Таковы главнейшие общие положения, характеризующие народническое течение в литературе.
Развитие литературы, связанной с народничеством, конкретное содержание истории этого литературного направления определяется творчеством его отдельных представителей.
«Расцветом действенного народничества, — писал В. И. Ленин, — было „хождение в народ“ (в крестьянство) революционеров 70-х годов».1 С этим «хождением в народ» было связано усиленное изучение народной, в первую очередь крестьянской жизни, изучение, в которое существенный вклад внесла и художественная литература. Правдивые очерки и рассказы из народной жизни были использованы революционерами-семидесятниками не только для ознакомления с действительностью, но и для непосредственной революционной пропаганды «в народе». Из писателей-народников, сыгравших своими произведениями существенную роль именно в эту пору наиболее действенного, революционного народничества, следует назвать прежде всего Н. И. Наумова и П. В. Засодимского.
Наумов, снискавший своими рассказами из народной жизни наибольшую популярность именно в 70-е годы, начал свой творческий путь еще в конце 50-х годов. Произведениями о русской деревне тогда он примкнул к писателям-демократам, стремившимся в своем творчестве следовать эстетике Чернышевского и Добролюбова. Но, в отличие от шестидесятников, Наумов сосредоточивает внимание, особенно в последующем творчестве, не на крепостничестве и его пережитках, а на новых формах эксплуатации крестьянства, на изобличении кулачества, расцветшего пышным цветом в пореформенное время. В таких произведениях, как «Деревенский торгаш», «Юровая», «Крестьянские выборы» и другие, созданных уже в 70-е годы, Наумов дает колоритные образы деревенских кулаков, лавочников, кабатчиков, опирающихся в своем беззастенчивом грабеже крестьян на поддержку местных властей в лице писарей, сельских старост, чиновников и т. п. Единство интересов нового эксплуататорского класса с чиновно-бюрократическим царским режимом, бессилие разоряемых и ограбляемых крестьянских масс перед произволом чиновников, засильем кулаков показываются Наумовым с большой обличающей силой. Наумов этому союзу правящих властей и наживающихся кулаков противопоставляет крестьянский мир, общину в целом. Правда, масса крестьян ведет себя весьма пассивно, но зато среди них есть такие верные предводители, носители общинных идеалов и интересов, как Иван Николаевич Калинин («Юровая»), Егор Семенович Бычков («Крестьянские выборы»), Максим Арефьевич Ознобин («Мирской учет») и немногие другие, которые смело обличали грабительство кулаков, все их махинации и сделки с властями, пытаясь даже сплотить крестьянский мир в единое целое и этим защитить себя от кулацкого произвола. Эти попытки оканчиваются неудачей, но уже само изображение крестьянского протеста, попыток его организации было большой смелостью писателя, и естественно, что произведения Наумова начала 70-х годов используются революционерами-народниками в их пропагандистской работе в деревне. Кружок «чайковцев» издает рассказы и очерки Наумова отдельным сборником («Сила солому ломит»).

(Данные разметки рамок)
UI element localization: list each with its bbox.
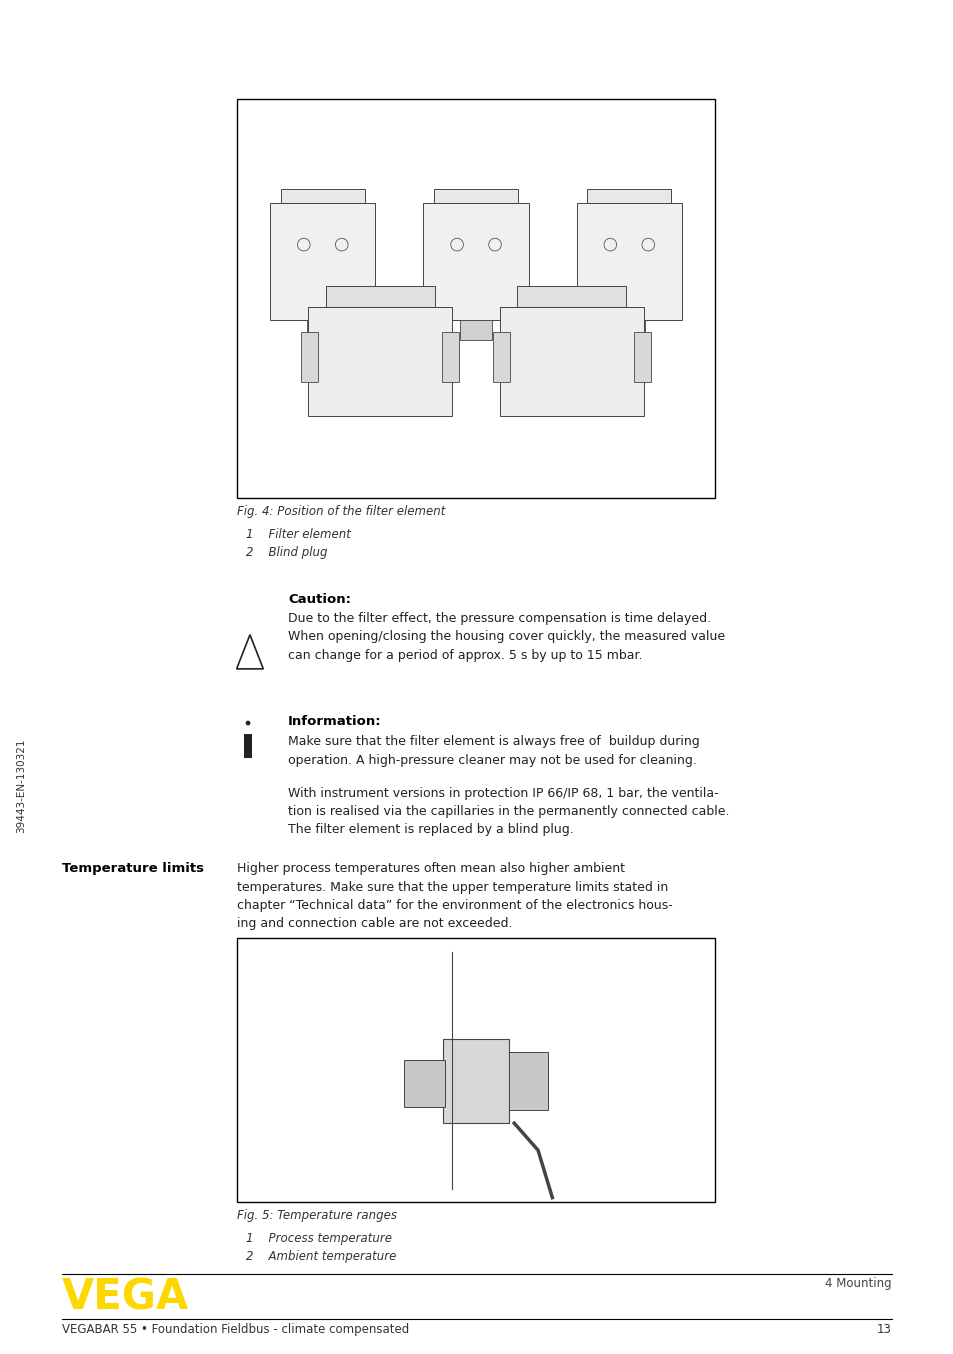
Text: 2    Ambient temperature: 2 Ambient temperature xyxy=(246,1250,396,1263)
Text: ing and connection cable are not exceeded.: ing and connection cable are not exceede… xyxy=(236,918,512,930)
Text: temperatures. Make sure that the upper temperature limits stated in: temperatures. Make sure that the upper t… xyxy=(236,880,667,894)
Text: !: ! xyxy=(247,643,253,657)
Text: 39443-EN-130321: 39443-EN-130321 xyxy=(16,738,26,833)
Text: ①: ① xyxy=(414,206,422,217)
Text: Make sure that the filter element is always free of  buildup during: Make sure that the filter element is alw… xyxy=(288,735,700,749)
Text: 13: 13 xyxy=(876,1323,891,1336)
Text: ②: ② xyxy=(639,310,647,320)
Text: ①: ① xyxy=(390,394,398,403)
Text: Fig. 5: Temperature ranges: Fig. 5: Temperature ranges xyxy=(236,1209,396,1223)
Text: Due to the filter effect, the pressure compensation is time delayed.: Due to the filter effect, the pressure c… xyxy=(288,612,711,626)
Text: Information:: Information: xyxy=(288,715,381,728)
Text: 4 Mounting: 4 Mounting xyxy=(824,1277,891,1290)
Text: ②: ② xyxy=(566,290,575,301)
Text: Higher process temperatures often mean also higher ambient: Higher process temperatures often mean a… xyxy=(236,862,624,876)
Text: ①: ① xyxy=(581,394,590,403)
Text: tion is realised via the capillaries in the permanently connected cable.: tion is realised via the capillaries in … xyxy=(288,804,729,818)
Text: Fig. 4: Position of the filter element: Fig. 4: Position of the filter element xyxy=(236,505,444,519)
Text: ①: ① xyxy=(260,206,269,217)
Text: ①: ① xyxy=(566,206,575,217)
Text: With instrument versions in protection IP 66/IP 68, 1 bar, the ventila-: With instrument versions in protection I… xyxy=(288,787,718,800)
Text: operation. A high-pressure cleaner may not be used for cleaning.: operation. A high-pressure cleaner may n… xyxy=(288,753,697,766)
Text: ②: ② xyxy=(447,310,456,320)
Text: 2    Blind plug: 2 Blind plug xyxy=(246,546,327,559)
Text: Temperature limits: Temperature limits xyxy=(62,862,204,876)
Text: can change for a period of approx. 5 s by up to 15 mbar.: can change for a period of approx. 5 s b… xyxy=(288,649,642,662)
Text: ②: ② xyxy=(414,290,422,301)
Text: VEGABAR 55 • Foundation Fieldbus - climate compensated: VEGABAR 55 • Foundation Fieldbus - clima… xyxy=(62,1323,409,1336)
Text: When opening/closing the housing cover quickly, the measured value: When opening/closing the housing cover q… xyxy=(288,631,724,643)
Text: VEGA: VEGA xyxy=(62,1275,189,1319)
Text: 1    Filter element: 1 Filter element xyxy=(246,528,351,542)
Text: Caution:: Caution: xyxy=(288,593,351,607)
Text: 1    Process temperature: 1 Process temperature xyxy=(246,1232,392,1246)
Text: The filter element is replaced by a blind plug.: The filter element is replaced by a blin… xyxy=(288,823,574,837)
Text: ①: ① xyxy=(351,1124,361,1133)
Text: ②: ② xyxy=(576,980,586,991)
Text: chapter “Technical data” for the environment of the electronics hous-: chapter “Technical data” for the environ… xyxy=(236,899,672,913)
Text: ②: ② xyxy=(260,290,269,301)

* * *

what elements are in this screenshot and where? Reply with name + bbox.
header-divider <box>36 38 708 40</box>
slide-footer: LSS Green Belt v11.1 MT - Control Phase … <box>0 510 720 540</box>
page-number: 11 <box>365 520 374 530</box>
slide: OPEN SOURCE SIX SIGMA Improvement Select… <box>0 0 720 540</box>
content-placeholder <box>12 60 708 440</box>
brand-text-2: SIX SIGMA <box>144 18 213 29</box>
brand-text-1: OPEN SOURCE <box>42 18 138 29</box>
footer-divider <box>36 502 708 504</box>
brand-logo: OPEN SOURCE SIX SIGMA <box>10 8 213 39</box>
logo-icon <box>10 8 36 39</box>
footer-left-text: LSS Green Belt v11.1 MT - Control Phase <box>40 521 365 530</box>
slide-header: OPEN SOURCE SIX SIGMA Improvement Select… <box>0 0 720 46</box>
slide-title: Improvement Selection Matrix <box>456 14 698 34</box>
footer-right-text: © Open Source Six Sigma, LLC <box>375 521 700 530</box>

_ПОСТАВЛЕННАЯ ЗАДАЧА A:_
Пожалуйста, определите, согласуются ли с текстом о писателях-народниках три утверждения. Для каждого ответьте «да» или «нет» и дословно приведите решающие слова текста.
(i) Наумов начал свой творческий путь в конце 50-х годов.
(ii) Наумов, как и шестидесятники, сосредоточивает внимание прежде всего на крепостничестве и его пережитках.
(iii) Кружок «чайковцев» издал рассказы и очерки Наумова отдельным сборником.
_ПОСТАВЛЕННАЯ ЗАДАЧА B:_ Продолжите текст о писателях-народниках после его последнего предложения.

_ПИСЬМЕННЫЙ ОТВЕТ A:_
(i) Да: «начал свой творческий путь еще в конце 50-х годов».
(ii) Нет: «в отличие от шестидесятников, Наумов сосредоточивает внимание, особенно в последующем творчестве, не на крепостничестве и его пережитках, а на новых формах эксплуатации крестьянства».
(iii) Да: «Кружок «чайковцев» издает рассказы и очерки Наумова отдельным сборником («Сила солому ломит»)».

_ПИСЬМЕННЫЙ ОТВЕТ B:_
- 355 -
Но Наумов в то же время в своем изображении деревни допускает ту идеализацию и схематизацию деревенских отношений, которая так характерна для народнической идеологии. При изображении кулаков Наумов не видит социальных корней этого класса в самой деревне, он их считает в основном внешним, искусственным явлением, имеющим место лишь потому, что оно поддерживается корыстолюбием местных властей и что сами крестьяне недостаточно сплочены против кулацкого засилья. Выход Наумов видит в укреплении общинных порядков в деревне. Поэтому он с особенной любовью и вниманием рисует тех крестьян, которые выступают выразителями справедливых начал общинного строя. Но и сами эти крестьяне, и представляемые ими общинные идеалы изображаются Наумовым в идеализированном виде, желаемое он часто принимает за возможное или даже действительное. Будучи, однако, последователем правдивого, реалистического изображения действительности, Наумов трезво видит, что его идеальные герои бессильны изменить действительное положение вещей и, как правило, терпят поражение.
Наиболее радикальным было творчество Наумова в 70-е годы, что, несомненно, связано с активностью революционного народничества в этот период, с оживлением общественного и демократического движения вообще. В последующий период наступившей реакции, в период перерождения народничества демократический радикализм творчества Наумова значительно ослабевает. Обличение кулачества принимает всё более моральный, чем социальный характер, изображаемые им обличители преисполнены религиозных идей. Однако следует отметить, что Наумов не пришел к идиллическому изображению деревенской действительности, как это имело место, например, в творчестве Нефедова.
Творчество Наумова характеризуется Довольно широким охватом жизни и быта народных масс. Наряду с отображением пореформенной деревни Наумов изучает и описывает тяжелые условия жизни и труда рабочих-золотоискателей («Еж», «Паутина»), ограбление и эксплуатацию чиновничеством и кулачеством национальных меньшинств («Горная идиллия», «Сарбыска»), много у Наумова картин жизни ссыльных и переселенцев в Сибири, которую писатель хорошо знал и изображал на протяжении всего творческого пути.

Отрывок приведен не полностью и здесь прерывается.